__EXTRACTED ENTRIES__
>>
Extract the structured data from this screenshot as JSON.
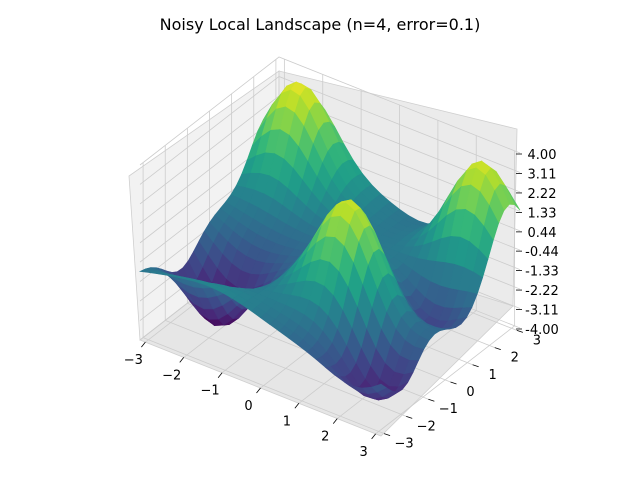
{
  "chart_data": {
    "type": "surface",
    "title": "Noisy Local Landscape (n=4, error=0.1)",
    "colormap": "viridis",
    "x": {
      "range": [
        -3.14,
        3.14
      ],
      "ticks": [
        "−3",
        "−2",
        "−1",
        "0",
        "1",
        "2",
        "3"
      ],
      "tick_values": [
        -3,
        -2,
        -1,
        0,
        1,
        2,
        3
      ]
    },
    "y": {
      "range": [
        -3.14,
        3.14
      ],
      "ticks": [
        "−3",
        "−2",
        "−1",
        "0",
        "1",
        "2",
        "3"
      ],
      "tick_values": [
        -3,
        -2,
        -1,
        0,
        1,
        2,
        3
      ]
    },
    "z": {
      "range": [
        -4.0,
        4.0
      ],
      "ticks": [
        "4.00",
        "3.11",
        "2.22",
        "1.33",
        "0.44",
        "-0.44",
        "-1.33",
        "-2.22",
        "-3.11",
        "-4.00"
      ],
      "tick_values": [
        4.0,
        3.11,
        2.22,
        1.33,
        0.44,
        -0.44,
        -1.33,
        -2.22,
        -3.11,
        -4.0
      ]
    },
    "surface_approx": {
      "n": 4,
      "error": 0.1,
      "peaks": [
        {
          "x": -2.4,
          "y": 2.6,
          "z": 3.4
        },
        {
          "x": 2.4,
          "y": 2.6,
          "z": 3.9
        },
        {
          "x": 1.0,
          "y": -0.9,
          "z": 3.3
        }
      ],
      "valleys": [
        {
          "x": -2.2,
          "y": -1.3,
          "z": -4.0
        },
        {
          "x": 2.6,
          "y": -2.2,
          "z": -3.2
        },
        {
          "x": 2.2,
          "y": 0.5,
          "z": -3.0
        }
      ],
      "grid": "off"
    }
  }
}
<<
>>
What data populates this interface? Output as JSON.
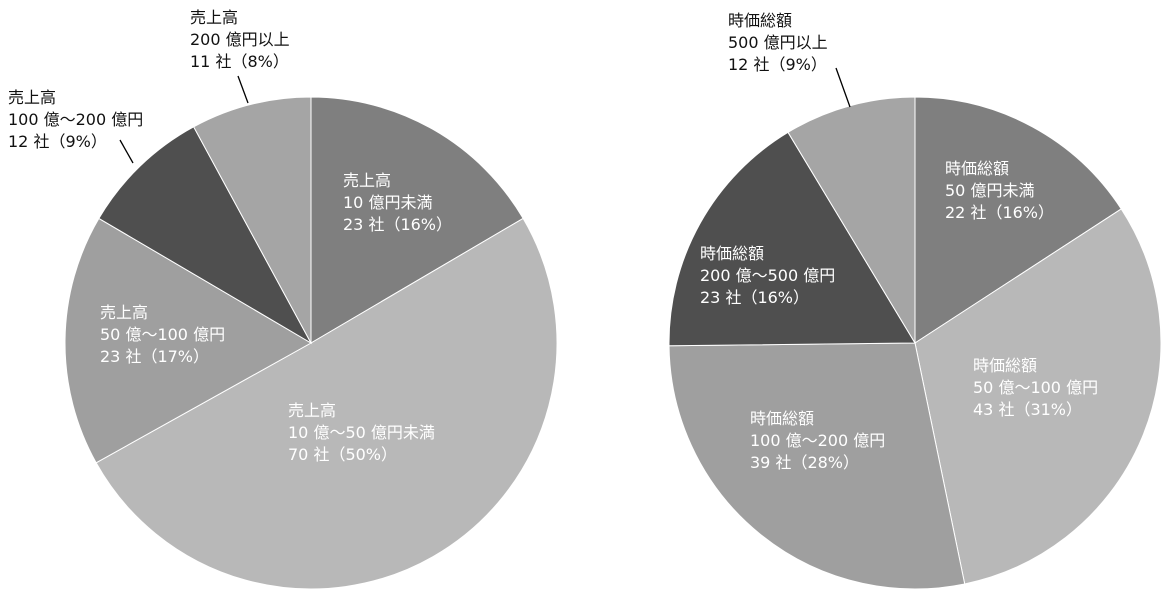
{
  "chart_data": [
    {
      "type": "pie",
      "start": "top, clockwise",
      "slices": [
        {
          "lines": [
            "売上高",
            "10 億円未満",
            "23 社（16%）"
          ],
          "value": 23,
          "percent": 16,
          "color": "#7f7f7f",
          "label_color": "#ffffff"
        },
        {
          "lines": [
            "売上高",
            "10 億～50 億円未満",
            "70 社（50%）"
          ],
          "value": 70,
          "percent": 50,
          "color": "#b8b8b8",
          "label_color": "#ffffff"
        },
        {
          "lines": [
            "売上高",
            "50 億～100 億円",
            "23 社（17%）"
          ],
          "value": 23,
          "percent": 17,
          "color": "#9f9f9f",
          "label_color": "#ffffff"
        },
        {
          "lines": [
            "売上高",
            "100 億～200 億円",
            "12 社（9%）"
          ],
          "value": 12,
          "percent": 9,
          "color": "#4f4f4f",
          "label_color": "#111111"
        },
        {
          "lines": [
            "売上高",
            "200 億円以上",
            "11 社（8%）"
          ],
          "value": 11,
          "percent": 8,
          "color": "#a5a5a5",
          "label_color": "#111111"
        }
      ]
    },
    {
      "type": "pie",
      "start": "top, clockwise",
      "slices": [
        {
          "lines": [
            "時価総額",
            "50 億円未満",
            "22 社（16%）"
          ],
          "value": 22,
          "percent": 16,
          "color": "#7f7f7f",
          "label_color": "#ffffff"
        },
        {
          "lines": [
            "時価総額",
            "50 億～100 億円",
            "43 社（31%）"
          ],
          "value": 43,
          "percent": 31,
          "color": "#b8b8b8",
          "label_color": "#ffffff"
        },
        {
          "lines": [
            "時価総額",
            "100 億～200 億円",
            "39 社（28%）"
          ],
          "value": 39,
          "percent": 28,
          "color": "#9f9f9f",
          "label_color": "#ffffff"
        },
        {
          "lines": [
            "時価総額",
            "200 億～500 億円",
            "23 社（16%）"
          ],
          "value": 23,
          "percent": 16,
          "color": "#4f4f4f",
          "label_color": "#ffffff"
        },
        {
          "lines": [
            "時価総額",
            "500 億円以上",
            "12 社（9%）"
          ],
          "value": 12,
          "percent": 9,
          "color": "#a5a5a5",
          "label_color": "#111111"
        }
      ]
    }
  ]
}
<<
How many lines in these entries contain the string "JSON"? State the number and nothing more.

__RESULT FOR THIS EXERCISE__
2